The records »
○ ○ ○ ○

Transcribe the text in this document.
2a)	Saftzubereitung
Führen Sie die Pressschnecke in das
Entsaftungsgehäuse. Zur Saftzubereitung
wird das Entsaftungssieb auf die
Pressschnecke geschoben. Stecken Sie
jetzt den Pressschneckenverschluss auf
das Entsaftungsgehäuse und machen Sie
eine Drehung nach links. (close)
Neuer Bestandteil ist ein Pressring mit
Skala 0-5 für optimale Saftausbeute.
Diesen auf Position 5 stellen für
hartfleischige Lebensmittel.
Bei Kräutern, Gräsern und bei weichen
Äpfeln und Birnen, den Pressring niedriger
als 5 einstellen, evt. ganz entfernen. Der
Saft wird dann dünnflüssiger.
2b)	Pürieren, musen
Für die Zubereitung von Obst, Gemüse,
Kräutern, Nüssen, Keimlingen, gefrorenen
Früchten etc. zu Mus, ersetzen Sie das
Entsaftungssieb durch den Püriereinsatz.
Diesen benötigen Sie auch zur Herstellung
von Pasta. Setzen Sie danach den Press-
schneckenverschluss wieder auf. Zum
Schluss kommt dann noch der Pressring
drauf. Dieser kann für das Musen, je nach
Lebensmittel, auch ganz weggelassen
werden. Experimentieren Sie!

○ ○ ○ ○

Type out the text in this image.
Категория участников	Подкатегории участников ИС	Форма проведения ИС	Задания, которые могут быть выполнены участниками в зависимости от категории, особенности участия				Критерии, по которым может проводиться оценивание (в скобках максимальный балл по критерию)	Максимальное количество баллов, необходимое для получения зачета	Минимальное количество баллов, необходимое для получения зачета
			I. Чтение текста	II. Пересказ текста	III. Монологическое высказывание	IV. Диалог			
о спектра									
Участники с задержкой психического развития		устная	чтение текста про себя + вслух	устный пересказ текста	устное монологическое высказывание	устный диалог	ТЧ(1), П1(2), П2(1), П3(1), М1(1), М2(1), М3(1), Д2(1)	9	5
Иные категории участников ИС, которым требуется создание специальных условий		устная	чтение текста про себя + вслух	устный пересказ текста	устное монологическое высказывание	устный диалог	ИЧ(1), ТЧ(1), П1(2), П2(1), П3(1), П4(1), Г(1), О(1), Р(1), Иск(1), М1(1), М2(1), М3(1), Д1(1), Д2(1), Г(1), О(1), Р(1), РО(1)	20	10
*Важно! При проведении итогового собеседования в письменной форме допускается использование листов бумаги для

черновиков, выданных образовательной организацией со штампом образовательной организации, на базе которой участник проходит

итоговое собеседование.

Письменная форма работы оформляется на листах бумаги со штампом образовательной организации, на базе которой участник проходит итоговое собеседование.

○ ○ ○ ○

Problem statement » Report each line in the data that holds the word "категории".

Result for this exercise »
Категория участников	Подкатегории участников ИС	Форма проведения ИС	Задания, которые могут быть выполнены участниками в зависимости от категории, особенности участия				Критерии, по которым может проводиться оценивание (в скобках максимальный балл по критерию)	Максимальное количество баллов, необходимое для получения зачета	Минимальное количество баллов, необходимое для получения зачета
Иные категории участников ИС, которым требуется создание специальных условий		устная	чтение текста про себя + вслух	устный пересказ текста	устное монологическое высказывание	устный диалог	ИЧ(1), ТЧ(1), П1(2), П2(1), П3(1), П4(1), Г(1), О(1), Р(1), Иск(1), М1(1), М2(1), М3(1), Д1(1), Д2(1), Г(1), О(1), Р(1), РО(1)	20	10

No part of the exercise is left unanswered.